Stored data
==============================

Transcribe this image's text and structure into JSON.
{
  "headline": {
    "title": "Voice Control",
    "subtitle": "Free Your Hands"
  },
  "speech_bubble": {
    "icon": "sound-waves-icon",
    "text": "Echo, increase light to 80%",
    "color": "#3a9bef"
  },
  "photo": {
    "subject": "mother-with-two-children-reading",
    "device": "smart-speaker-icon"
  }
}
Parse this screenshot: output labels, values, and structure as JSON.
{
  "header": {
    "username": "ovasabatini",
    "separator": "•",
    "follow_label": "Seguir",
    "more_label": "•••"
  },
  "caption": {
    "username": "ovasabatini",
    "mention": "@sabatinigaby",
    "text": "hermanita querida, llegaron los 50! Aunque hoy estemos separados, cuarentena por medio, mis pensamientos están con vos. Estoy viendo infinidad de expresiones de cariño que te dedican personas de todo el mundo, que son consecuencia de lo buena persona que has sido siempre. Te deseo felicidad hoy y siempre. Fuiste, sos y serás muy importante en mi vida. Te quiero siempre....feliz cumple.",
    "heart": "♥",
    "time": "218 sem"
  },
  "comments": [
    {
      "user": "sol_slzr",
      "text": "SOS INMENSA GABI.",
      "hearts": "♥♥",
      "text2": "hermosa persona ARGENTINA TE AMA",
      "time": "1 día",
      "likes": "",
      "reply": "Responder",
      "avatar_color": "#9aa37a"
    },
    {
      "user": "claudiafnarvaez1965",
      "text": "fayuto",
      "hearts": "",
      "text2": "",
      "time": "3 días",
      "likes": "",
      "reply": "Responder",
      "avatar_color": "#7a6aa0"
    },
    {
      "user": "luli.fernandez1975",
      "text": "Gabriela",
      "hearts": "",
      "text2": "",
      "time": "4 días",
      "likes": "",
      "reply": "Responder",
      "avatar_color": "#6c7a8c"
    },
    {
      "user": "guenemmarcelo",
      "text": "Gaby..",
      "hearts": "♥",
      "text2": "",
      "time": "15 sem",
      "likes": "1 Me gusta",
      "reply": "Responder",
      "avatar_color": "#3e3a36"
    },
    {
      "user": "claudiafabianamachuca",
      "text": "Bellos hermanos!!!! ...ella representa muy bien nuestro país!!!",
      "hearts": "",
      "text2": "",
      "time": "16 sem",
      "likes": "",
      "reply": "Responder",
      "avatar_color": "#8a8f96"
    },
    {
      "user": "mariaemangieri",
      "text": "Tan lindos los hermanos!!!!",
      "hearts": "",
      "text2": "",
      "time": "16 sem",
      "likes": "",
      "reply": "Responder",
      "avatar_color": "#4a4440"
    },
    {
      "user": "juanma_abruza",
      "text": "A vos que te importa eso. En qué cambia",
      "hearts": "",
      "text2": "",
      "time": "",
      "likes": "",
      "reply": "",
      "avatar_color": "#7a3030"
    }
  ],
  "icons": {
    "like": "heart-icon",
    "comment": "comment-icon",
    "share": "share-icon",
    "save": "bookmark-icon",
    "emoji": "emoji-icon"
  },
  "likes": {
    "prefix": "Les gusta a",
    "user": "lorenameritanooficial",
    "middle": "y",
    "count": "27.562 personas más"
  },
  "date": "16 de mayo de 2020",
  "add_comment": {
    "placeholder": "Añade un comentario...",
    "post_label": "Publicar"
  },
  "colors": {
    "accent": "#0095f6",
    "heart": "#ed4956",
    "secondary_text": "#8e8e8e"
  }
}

==============================

### Exercise goal
Print all of the entries again, exactly as written.

### Task solution
Transcribe this image's text and structure into JSON.
{
  "headline": {
    "title": "Voice Control",
    "subtitle": "Free Your Hands"
  },
  "speech_bubble": {
    "icon": "sound-waves-icon",
    "text": "Echo, increase light to 80%",
    "color": "#3a9bef"
  },
  "photo": {
    "subject": "mother-with-two-children-reading",
    "device": "smart-speaker-icon"
  }
}
Parse this screenshot: output labels, values, and structure as JSON.
{
  "header": {
    "username": "ovasabatini",
    "separator": "•",
    "follow_label": "Seguir",
    "more_label": "•••"
  },
  "caption": {
    "username": "ovasabatini",
    "mention": "@sabatinigaby",
    "text": "hermanita querida, llegaron los 50! Aunque hoy estemos separados, cuarentena por medio, mis pensamientos están con vos. Estoy viendo infinidad de expresiones de cariño que te dedican personas de todo el mundo, que son consecuencia de lo buena persona que has sido siempre. Te deseo felicidad hoy y siempre. Fuiste, sos y serás muy importante en mi vida. Te quiero siempre....feliz cumple.",
    "heart": "♥",
    "time": "218 sem"
  },
  "comments": [
    {
      "user": "sol_slzr",
      "text": "SOS INMENSA GABI.",
      "hearts": "♥♥",
      "text2": "hermosa persona ARGENTINA TE AMA",
      "time": "1 día",
      "likes": "",
      "reply": "Responder",
      "avatar_color": "#9aa37a"
    },
    {
      "user": "claudiafnarvaez1965",
      "text": "fayuto",
      "hearts": "",
      "text2": "",
      "time": "3 días",
      "likes": "",
      "reply": "Responder",
      "avatar_color": "#7a6aa0"
    },
    {
      "user": "luli.fernandez1975",
      "text": "Gabriela",
      "hearts": "",
      "text2": "",
      "time": "4 días",
      "likes": "",
      "reply": "Responder",
      "avatar_color": "#6c7a8c"
    },
    {
      "user": "guenemmarcelo",
      "text": "Gaby..",
      "hearts": "♥",
      "text2": "",
      "time": "15 sem",
      "likes": "1 Me gusta",
      "reply": "Responder",
      "avatar_color": "#3e3a36"
    },
    {
      "user": "claudiafabianamachuca",
      "text": "Bellos hermanos!!!! ...ella representa muy bien nuestro país!!!",
      "hearts": "",
      "text2": "",
      "time": "16 sem",
      "likes": "",
      "reply": "Responder",
      "avatar_color": "#8a8f96"
    },
    {
      "user": "mariaemangieri",
      "text": "Tan lindos los hermanos!!!!",
      "hearts": "",
      "text2": "",
      "time": "16 sem",
      "likes": "",
      "reply": "Responder",
      "avatar_color": "#4a4440"
    },
    {
      "user": "juanma_abruza",
      "text": "A vos que te importa eso. En qué cambia",
      "hearts": "",
      "text2": "",
      "time": "",
      "likes": "",
      "reply": "",
      "avatar_color": "#7a3030"
    }
  ],
  "icons": {
    "like": "heart-icon",
    "comment": "comment-icon",
    "share": "share-icon",
    "save": "bookmark-icon",
    "emoji": "emoji-icon"
  },
  "likes": {
    "prefix": "Les gusta a",
    "user": "lorenameritanooficial",
    "middle": "y",
    "count": "27.562 personas más"
  },
  "date": "16 de mayo de 2020",
  "add_comment": {
    "placeholder": "Añade un comentario...",
    "post_label": "Publicar"
  },
  "colors": {
    "accent": "#0095f6",
    "heart": "#ed4956",
    "secondary_text": "#8e8e8e"
  }
}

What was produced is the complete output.